**EXTRACT**
>> BEGIN

This article was reproduced by permission in the following publications:

  • ISKRA, No. 2018 (Grand Forks: USCC, May 4, 2009).
  • Ebenezer Book of Memories, Centennial 1905-2005 Centennial (Ebenezer, Saskatchewan: Ebenezer Centennial Committee, 2005).
  • The Dove, Vol. No. 69 (Saskatoon: Doukhobor Cultural Society of Saskatchewan, Jan. 2002).

Doukhobors in the Boundary

by Vera Novokshonoff, Lucy Reibin & Marion Obedkoff

Woven into the fabric that is Grand Forks are many different nationalities, and, with their personalities, their skills and their culture, they have enhanced “the Boundary” and given to this city a character all its own. Of all these nationalities, the Doukhobors, by their very numbers and distinctive culture have had a more profound effect on the character and life of the community than any other group. The following article by Vera Novokshonoff (Kanigan), Lucy Reibin (Plotnikoff) and Marion Obedkoff (Grummett) outlines the history and settlement of the Doukhobors at Grand Forks in the Boundary region of British Columbia. Reproduced by permission from Boundary Historical Society, Report Nos. 3 and 4, 1964.

Historical Background

The Doukhobors comprise a large percentage of the population in the Boundary District. A religious sect of Russian origin, their history dates back some 300 years. Encyclopedia Britannica has this to say of their religious background:

“The name Doukhobor was given by the Russian Orthodox clergy to a community of non-conformist peasants. The word signifies “spirit-fighters” and was intended by the priesthood to convey that they fight against the Spirit of God, but the Doukhobors themselves accepted it as signifying that they fight, not against, but for and with the Spirit. The foundation of the Doukhobors’ teaching consists in the belief that the Spirit of God is present in the soul of man, and directs him by its word within him. They understand the coming of Christ in the flesh, His works, teaching and sufferings, in a spiritual sense. The whole teaching of the Doukhobors’ is penetrated with the Gospel spirit of love; worshipping God in the spirit, they affirm that the outward Church and all that is performed in it and concerns it has no importance for them; the Church is where two or three are gathered gather, i.e. united in the name of Christ.”

“They hold all people equal and brethren. Obedience to Government authorities they do not consider binding upon them in those cases when the demands of the authorities are in conflict with their conscience; while in all that not infringe what they regard as the will of God they willingly fulfill. They consider killing, violence and in general all relations to living beings not based on love as opposed to their conscience and to the will of God. They are industrious and abstemious in their lives, and living up to the standard of their faith present one of the nearest approaches to the realization of the Christian ideal which has been attained. In many ways they have a close resemblance to the Quakers.”

Their renunciation of rituals of the Russian Orthodox Church, as worshipping man-made images or ikons brought upon them persecution by Church and state in Tsarist Russia. This was intensified by their refusal of military service. Influential humanitarians, particularly the famous writer Tolstoy and the Society of Friends in England interceded in their behalf, and arrangements were finally made and some 7500 Doukhobor immigrants came to Canada in 1899, settling in Saskatchewan and Manitoba.

>> END

**PROVIDED RECORDS**
>> BEGIN

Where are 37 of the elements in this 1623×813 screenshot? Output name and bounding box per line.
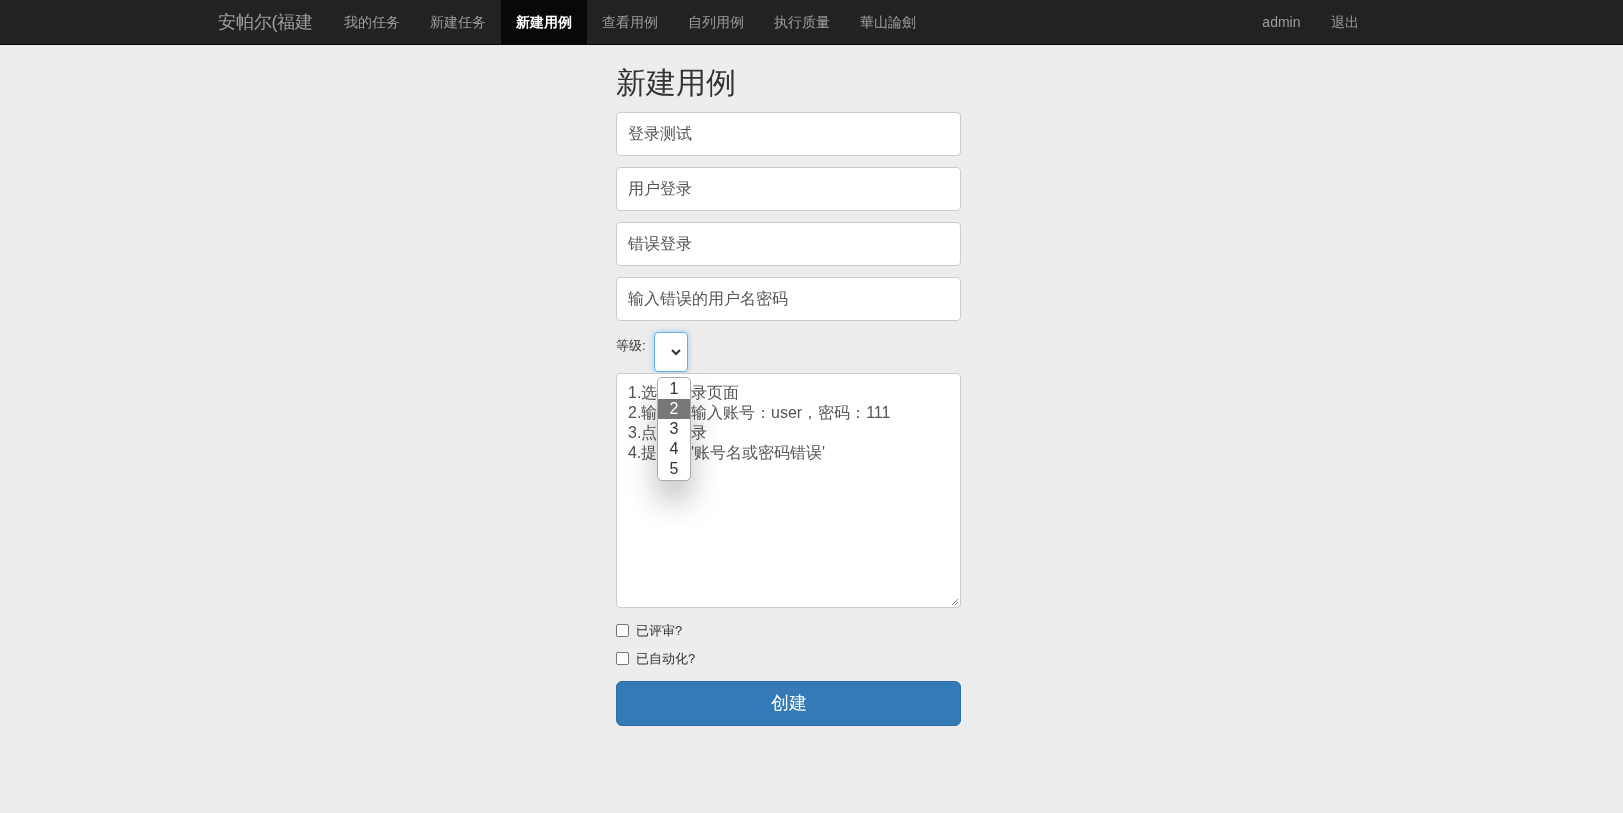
step-text: '账号名或密码错误' <box>691 443 826 463</box>
nav-tab[interactable]: 新建用例 <box>500 0 587 44</box>
nav-tab[interactable]: 执行质量 <box>758 0 845 44</box>
checkbox-label: 已自动化? <box>636 649 696 668</box>
dropdown-option[interactable]: 1 <box>658 379 690 399</box>
create-button[interactable]: 创建 <box>616 681 961 726</box>
input-field[interactable]: 用户登录 <box>616 167 961 211</box>
step-text: 3.点 <box>628 423 659 443</box>
step-text: 录页面 <box>691 383 739 403</box>
step-text: 4.提 <box>628 443 659 463</box>
checkbox-label: 已评审? <box>636 622 683 640</box>
checkbox[interactable] <box>616 624 629 638</box>
step-text: 2.输 <box>628 403 659 423</box>
page-title: 新建用例 <box>616 65 737 101</box>
dropdown-option[interactable]: 5 <box>658 459 690 479</box>
input-field[interactable]: 登录测试 <box>616 112 961 156</box>
dropdown-option[interactable]: 2 <box>658 399 690 419</box>
nav-tab[interactable]: 華山論劍 <box>844 0 931 44</box>
dropdown-option[interactable]: 3 <box>658 419 690 439</box>
nav-tab[interactable]: 我的任务 <box>328 0 415 44</box>
level-label: 等级: <box>616 337 646 355</box>
logout-link[interactable]: 退出 <box>1315 0 1374 44</box>
step-text: 录 <box>691 423 707 443</box>
nav-tab[interactable]: 自列用例 <box>672 0 759 44</box>
nav-tab[interactable]: 查看用例 <box>586 0 673 44</box>
dropdown-option[interactable]: 4 <box>658 439 690 459</box>
chevron-down-icon <box>670 348 681 356</box>
nav-tab[interactable]: 新建任务 <box>414 0 501 44</box>
input-field[interactable]: 错误登录 <box>616 222 961 266</box>
step-text: 输入账号：user，密码：111 <box>691 403 891 423</box>
step-text: 1.选 <box>628 383 659 403</box>
level-select[interactable] <box>653 332 688 372</box>
input-field[interactable]: 输入错误的用户名密码 <box>616 277 961 321</box>
resize-handle-icon <box>951 598 959 606</box>
checkbox[interactable] <box>616 651 629 665</box>
user-link[interactable]: admin <box>1247 0 1316 44</box>
brand-link[interactable]: 安帕尔(福建 <box>214 0 329 44</box>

>> END

**TASK REQUIREMENTS**
**A)** Reproduce the part of the article on the Doukhobors from "Their renunciation of" to "Saskatchewan and Manitoba.".
**B)** Based on the article on the Doukhobors, answer yes or no to each statement and quote the words that decide it: (i) About 7500 Doukhobor immigrants came to Canada in 1899. (ii) The Doukhobors gave themselves the name Doukhobor. (iii) The 1899 immigrants first settled in British Columbia.
**C)** According to the article on the Doukhobors, why did Church and state in Tsarist Russia persecute the Doukhobors?

**FULL ANSWERS**
**A)**
Their renunciation of rituals of the Russian Orthodox Church, as worshipping man-made images or ikons brought upon them persecution by Church and state in Tsarist Russia. This was intensified by their refusal of military service. Influential humanitarians, particularly the famous writer Tolstoy and the Society of Friends in England interceded in their behalf, and arrangements were finally made and some 7500 Doukhobor immigrants came to Canada in 1899, settling in Saskatchewan and Manitoba.

**B)**
(i) Yes: "some 7500 Doukhobor immigrants came to Canada in 1899"
(ii) No: "The name Doukhobor was given by the Russian Orthodox clergy to a community of non-conformist peasants."
(iii) No: "settling in Saskatchewan and Manitoba"

**C)** The Doukhobors renounced the rituals of the Russian Orthodox Church, such as worshipping man-made images or ikons. That renunciation brought persecution by Church and state. Their refusal of military service intensified it.